[Problem description]: In the copy, include every entry exactly but none of the images.
* * * * * * *
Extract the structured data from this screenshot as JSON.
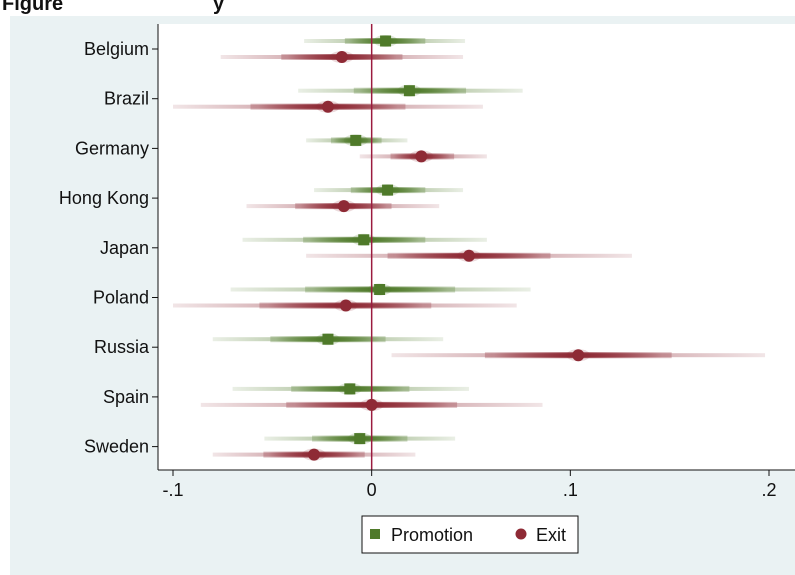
{
  "header": {
    "figure_label": "Figure",
    "subtitle_fragment": "y"
  },
  "chart_data": {
    "type": "scatter",
    "subtype": "coefficient plot with graded confidence intervals",
    "title": "",
    "xlabel": "",
    "ylabel": "",
    "xlim": [
      -0.1,
      0.2
    ],
    "x_ticks": [
      -0.1,
      0,
      0.1,
      0.2
    ],
    "x_tick_labels": [
      "-.1",
      "0",
      ".1",
      ".2"
    ],
    "reference_line_x": 0,
    "grid": false,
    "legend_position": "bottom-center",
    "categories": [
      "Belgium",
      "Brazil",
      "Germany",
      "Hong Kong",
      "Japan",
      "Poland",
      "Russia",
      "Spain",
      "Sweden"
    ],
    "series": [
      {
        "name": "Promotion",
        "marker": "square",
        "color": "#4f7a2a",
        "values": [
          0.007,
          0.019,
          -0.008,
          0.008,
          -0.004,
          0.004,
          -0.022,
          -0.011,
          -0.006
        ],
        "ci_low": [
          -0.034,
          -0.037,
          -0.033,
          -0.029,
          -0.065,
          -0.071,
          -0.08,
          -0.07,
          -0.054
        ],
        "ci_high": [
          0.047,
          0.076,
          0.018,
          0.046,
          0.058,
          0.08,
          0.036,
          0.049,
          0.042
        ]
      },
      {
        "name": "Exit",
        "marker": "circle",
        "color": "#8e2a35",
        "values": [
          -0.015,
          -0.022,
          0.025,
          -0.014,
          0.049,
          -0.013,
          0.104,
          0.0,
          -0.029
        ],
        "ci_low": [
          -0.076,
          -0.1,
          -0.006,
          -0.063,
          -0.033,
          -0.1,
          0.01,
          -0.086,
          -0.08
        ],
        "ci_high": [
          0.046,
          0.056,
          0.058,
          0.034,
          0.131,
          0.073,
          0.198,
          0.086,
          0.022
        ]
      }
    ]
  }
}
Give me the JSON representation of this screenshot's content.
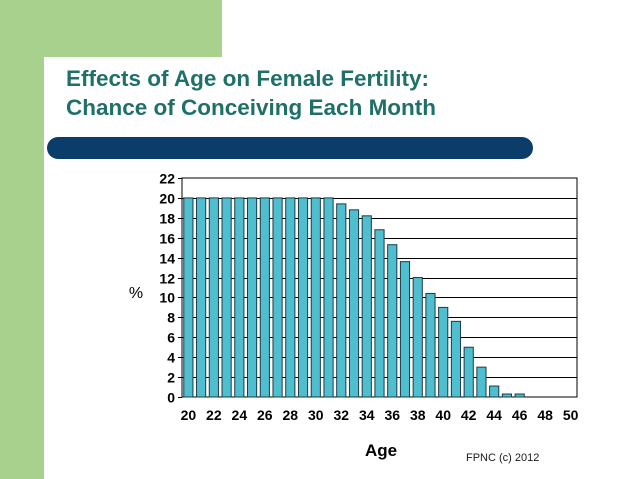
{
  "slide": {
    "title_line1": "Effects of Age on Female Fertility:",
    "title_line2": "Chance of Conceiving Each Month",
    "footer": "FPNC (c) 2012"
  },
  "colors": {
    "accent_green": "#a9d18e",
    "title_teal": "#1f7069",
    "bar_navy": "#0b3d6b",
    "bar_fill": "#4fbfd0",
    "bar_stroke": "#1c3b48"
  },
  "chart_data": {
    "type": "bar",
    "title": "",
    "xlabel": "Age",
    "ylabel": "%",
    "ylim": [
      0,
      22
    ],
    "yticks": [
      "0",
      "2",
      "4",
      "6",
      "8",
      "10",
      "12",
      "14",
      "16",
      "18",
      "20",
      "22"
    ],
    "grid": true,
    "xtick_labels": [
      "20",
      "22",
      "24",
      "26",
      "28",
      "30",
      "32",
      "34",
      "36",
      "38",
      "40",
      "42",
      "44",
      "46",
      "48",
      "50"
    ],
    "categories": [
      "20",
      "21",
      "22",
      "23",
      "24",
      "25",
      "26",
      "27",
      "28",
      "29",
      "30",
      "31",
      "32",
      "33",
      "34",
      "35",
      "36",
      "37",
      "38",
      "39",
      "40",
      "41",
      "42",
      "43",
      "44",
      "45",
      "46",
      "47",
      "48",
      "49",
      "50"
    ],
    "values": [
      20,
      20,
      20,
      20,
      20,
      20,
      20,
      20,
      20,
      20,
      20,
      20,
      19.4,
      18.8,
      18.2,
      16.8,
      15.3,
      13.6,
      12,
      10.4,
      9,
      7.6,
      5,
      3,
      1.1,
      0.3,
      0.3,
      0,
      0,
      0,
      0
    ]
  }
}
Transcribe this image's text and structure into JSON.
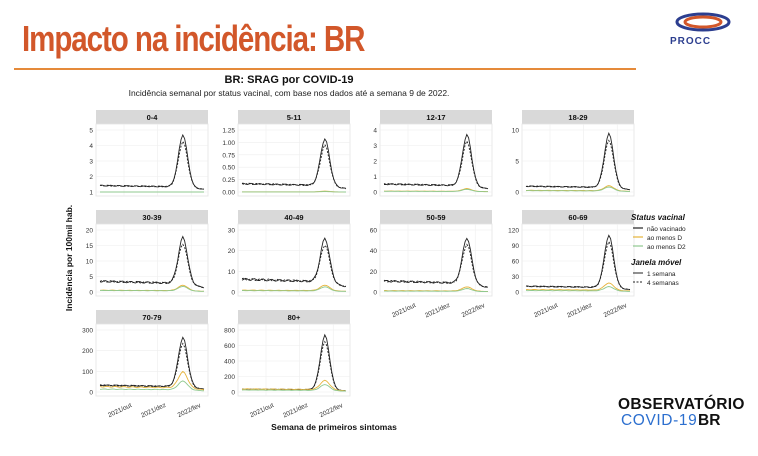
{
  "slide": {
    "title": "Impacto na incidência: BR",
    "logo_text": "PROCC",
    "branding_line1": "OBSERVATÓRIO",
    "branding_line2a": "COVID-19",
    "branding_line2b": "BR",
    "accent_color": "#d2572a"
  },
  "chart_data": {
    "type": "line",
    "title": "BR: SRAG por COVID-19",
    "subtitle": "Incidência semanal por status vacinal, com base nos dados até a semana 9 de 2022.",
    "xlabel": "Semana de primeiros sintomas",
    "ylabel": "Incidência por 100mil hab.",
    "x_ticks": [
      "2021/out",
      "2021/dez",
      "2022/fev"
    ],
    "legend": {
      "position": "right",
      "status_title": "Status vacinal",
      "status_items": [
        {
          "label": "não vacinado",
          "color": "#222222"
        },
        {
          "label": "ao menos D",
          "color": "#e6b33a"
        },
        {
          "label": "ao menos D2",
          "color": "#8fc98f"
        }
      ],
      "window_title": "Janela móvel",
      "window_items": [
        {
          "label": "1 semana",
          "dash": "solid"
        },
        {
          "label": "4 semanas",
          "dash": "dashed"
        }
      ]
    },
    "panels": [
      {
        "label": "0-4",
        "yticks": [
          "5",
          "4",
          "3",
          "2",
          "1"
        ],
        "ymax": 5.8,
        "peak": 5.5,
        "base": 0.6,
        "d1": 0,
        "d2": 0
      },
      {
        "label": "5-11",
        "yticks": [
          "1.25",
          "1.00",
          "0.75",
          "0.50",
          "0.25",
          "0.00"
        ],
        "ymax": 1.35,
        "peak": 1.2,
        "base": 0.18,
        "d1": 0.02,
        "d2": 0.01
      },
      {
        "label": "12-17",
        "yticks": [
          "4",
          "3",
          "2",
          "1",
          "0"
        ],
        "ymax": 4.3,
        "peak": 4.1,
        "base": 0.55,
        "d1": 0.25,
        "d2": 0.2
      },
      {
        "label": "18-29",
        "yticks": [
          "10",
          "5",
          "0"
        ],
        "ymax": 14,
        "peak": 13.5,
        "base": 1.3,
        "d1": 1.5,
        "d2": 1.2
      },
      {
        "label": "30-39",
        "yticks": [
          "20",
          "15",
          "10",
          "5",
          "0"
        ],
        "ymax": 26,
        "peak": 24,
        "base": 4.5,
        "d1": 3,
        "d2": 2.5
      },
      {
        "label": "40-49",
        "yticks": [
          "30",
          "20",
          "10",
          "0"
        ],
        "ymax": 34,
        "peak": 31,
        "base": 7,
        "d1": 4,
        "d2": 3
      },
      {
        "label": "50-59",
        "yticks": [
          "60",
          "40",
          "20",
          "0"
        ],
        "ymax": 68,
        "peak": 62,
        "base": 12,
        "d1": 6,
        "d2": 4
      },
      {
        "label": "60-69",
        "yticks": [
          "120",
          "90",
          "60",
          "30",
          "0"
        ],
        "ymax": 130,
        "peak": 122,
        "base": 12,
        "d1": 20,
        "d2": 12
      },
      {
        "label": "70-79",
        "yticks": [
          "300",
          "200",
          "100",
          "0"
        ],
        "ymax": 320,
        "peak": 290,
        "base": 35,
        "d1": 110,
        "d2": 60
      },
      {
        "label": "80+",
        "yticks": [
          "800",
          "600",
          "400",
          "200",
          "0"
        ],
        "ymax": 860,
        "peak": 800,
        "base": 40,
        "d1": 170,
        "d2": 110
      }
    ]
  }
}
* * * * * * *
[Full response]:
Extract the structured data from this screenshot as JSON.
{
  "header": {
    "figure_label": "Figure",
    "subtitle_fragment": "y"
  },
  "chart_data": {
    "type": "scatter",
    "subtype": "coefficient plot with graded confidence intervals",
    "title": "",
    "xlabel": "",
    "ylabel": "",
    "xlim": [
      -0.1,
      0.2
    ],
    "x_ticks": [
      -0.1,
      0,
      0.1,
      0.2
    ],
    "x_tick_labels": [
      "-.1",
      "0",
      ".1",
      ".2"
    ],
    "reference_line_x": 0,
    "grid": false,
    "legend_position": "bottom-center",
    "categories": [
      "Belgium",
      "Brazil",
      "Germany",
      "Hong Kong",
      "Japan",
      "Poland",
      "Russia",
      "Spain",
      "Sweden"
    ],
    "series": [
      {
        "name": "Promotion",
        "marker": "square",
        "color": "#4f7a2a",
        "values": [
          0.007,
          0.019,
          -0.008,
          0.008,
          -0.004,
          0.004,
          -0.022,
          -0.011,
          -0.006
        ],
        "ci_low": [
          -0.034,
          -0.037,
          -0.033,
          -0.029,
          -0.065,
          -0.071,
          -0.08,
          -0.07,
          -0.054
        ],
        "ci_high": [
          0.047,
          0.076,
          0.018,
          0.046,
          0.058,
          0.08,
          0.036,
          0.049,
          0.042
        ]
      },
      {
        "name": "Exit",
        "marker": "circle",
        "color": "#8e2a35",
        "values": [
          -0.015,
          -0.022,
          0.025,
          -0.014,
          0.049,
          -0.013,
          0.104,
          0.0,
          -0.029
        ],
        "ci_low": [
          -0.076,
          -0.1,
          -0.006,
          -0.063,
          -0.033,
          -0.1,
          0.01,
          -0.086,
          -0.08
        ],
        "ci_high": [
          0.046,
          0.056,
          0.058,
          0.034,
          0.131,
          0.073,
          0.198,
          0.086,
          0.022
        ]
      }
    ]
  }
}
Give me the JSON representation of this screenshot's content.
{
  "slide": {
    "title_line1": "Effects of Age on Female Fertility:",
    "title_line2": "Chance of Conceiving Each Month",
    "footer": "FPNC (c) 2012"
  },
  "colors": {
    "accent_green": "#a9d18e",
    "title_teal": "#1f7069",
    "bar_navy": "#0b3d6b",
    "bar_fill": "#4fbfd0",
    "bar_stroke": "#1c3b48"
  },
  "chart_data": {
    "type": "bar",
    "title": "",
    "xlabel": "Age",
    "ylabel": "%",
    "ylim": [
      0,
      22
    ],
    "yticks": [
      "0",
      "2",
      "4",
      "6",
      "8",
      "10",
      "12",
      "14",
      "16",
      "18",
      "20",
      "22"
    ],
    "grid": true,
    "xtick_labels": [
      "20",
      "22",
      "24",
      "26",
      "28",
      "30",
      "32",
      "34",
      "36",
      "38",
      "40",
      "42",
      "44",
      "46",
      "48",
      "50"
    ],
    "categories": [
      "20",
      "21",
      "22",
      "23",
      "24",
      "25",
      "26",
      "27",
      "28",
      "29",
      "30",
      "31",
      "32",
      "33",
      "34",
      "35",
      "36",
      "37",
      "38",
      "39",
      "40",
      "41",
      "42",
      "43",
      "44",
      "45",
      "46",
      "47",
      "48",
      "49",
      "50"
    ],
    "values": [
      20,
      20,
      20,
      20,
      20,
      20,
      20,
      20,
      20,
      20,
      20,
      20,
      19.4,
      18.8,
      18.2,
      16.8,
      15.3,
      13.6,
      12,
      10.4,
      9,
      7.6,
      5,
      3,
      1.1,
      0.3,
      0.3,
      0,
      0,
      0,
      0
    ]
  }
}
Transcribe this image's text and structure into JSON.
{
  "slide": {
    "title": "Impacto na incidência: BR",
    "logo_text": "PROCC",
    "branding_line1": "OBSERVATÓRIO",
    "branding_line2a": "COVID-19",
    "branding_line2b": "BR",
    "accent_color": "#d2572a"
  },
  "chart_data": {
    "type": "line",
    "title": "BR: SRAG por COVID-19",
    "subtitle": "Incidência semanal por status vacinal, com base nos dados até a semana 9 de 2022.",
    "xlabel": "Semana de primeiros sintomas",
    "ylabel": "Incidência por 100mil hab.",
    "x_ticks": [
      "2021/out",
      "2021/dez",
      "2022/fev"
    ],
    "legend": {
      "position": "right",
      "status_title": "Status vacinal",
      "status_items": [
        {
          "label": "não vacinado",
          "color": "#222222"
        },
        {
          "label": "ao menos D",
          "color": "#e6b33a"
        },
        {
          "label": "ao menos D2",
          "color": "#8fc98f"
        }
      ],
      "window_title": "Janela móvel",
      "window_items": [
        {
          "label": "1 semana",
          "dash": "solid"
        },
        {
          "label": "4 semanas",
          "dash": "dashed"
        }
      ]
    },
    "panels": [
      {
        "label": "0-4",
        "yticks": [
          "5",
          "4",
          "3",
          "2",
          "1"
        ],
        "ymax": 5.8,
        "peak": 5.5,
        "base": 0.6,
        "d1": 0,
        "d2": 0
      },
      {
        "label": "5-11",
        "yticks": [
          "1.25",
          "1.00",
          "0.75",
          "0.50",
          "0.25",
          "0.00"
        ],
        "ymax": 1.35,
        "peak": 1.2,
        "base": 0.18,
        "d1": 0.02,
        "d2": 0.01
      },
      {
        "label": "12-17",
        "yticks": [
          "4",
          "3",
          "2",
          "1",
          "0"
        ],
        "ymax": 4.3,
        "peak": 4.1,
        "base": 0.55,
        "d1": 0.25,
        "d2": 0.2
      },
      {
        "label": "18-29",
        "yticks": [
          "10",
          "5",
          "0"
        ],
        "ymax": 14,
        "peak": 13.5,
        "base": 1.3,
        "d1": 1.5,
        "d2": 1.2
      },
      {
        "label": "30-39",
        "yticks": [
          "20",
          "15",
          "10",
          "5",
          "0"
        ],
        "ymax": 26,
        "peak": 24,
        "base": 4.5,
        "d1": 3,
        "d2": 2.5
      },
      {
        "label": "40-49",
        "yticks": [
          "30",
          "20",
          "10",
          "0"
        ],
        "ymax": 34,
        "peak": 31,
        "base": 7,
        "d1": 4,
        "d2": 3
      },
      {
        "label": "50-59",
        "yticks": [
          "60",
          "40",
          "20",
          "0"
        ],
        "ymax": 68,
        "peak": 62,
        "base": 12,
        "d1": 6,
        "d2": 4
      },
      {
        "label": "60-69",
        "yticks": [
          "120",
          "90",
          "60",
          "30",
          "0"
        ],
        "ymax": 130,
        "peak": 122,
        "base": 12,
        "d1": 20,
        "d2": 12
      },
      {
        "label": "70-79",
        "yticks": [
          "300",
          "200",
          "100",
          "0"
        ],
        "ymax": 320,
        "peak": 290,
        "base": 35,
        "d1": 110,
        "d2": 60
      },
      {
        "label": "80+",
        "yticks": [
          "800",
          "600",
          "400",
          "200",
          "0"
        ],
        "ymax": 860,
        "peak": 800,
        "base": 40,
        "d1": 170,
        "d2": 110
      }
    ]
  }
}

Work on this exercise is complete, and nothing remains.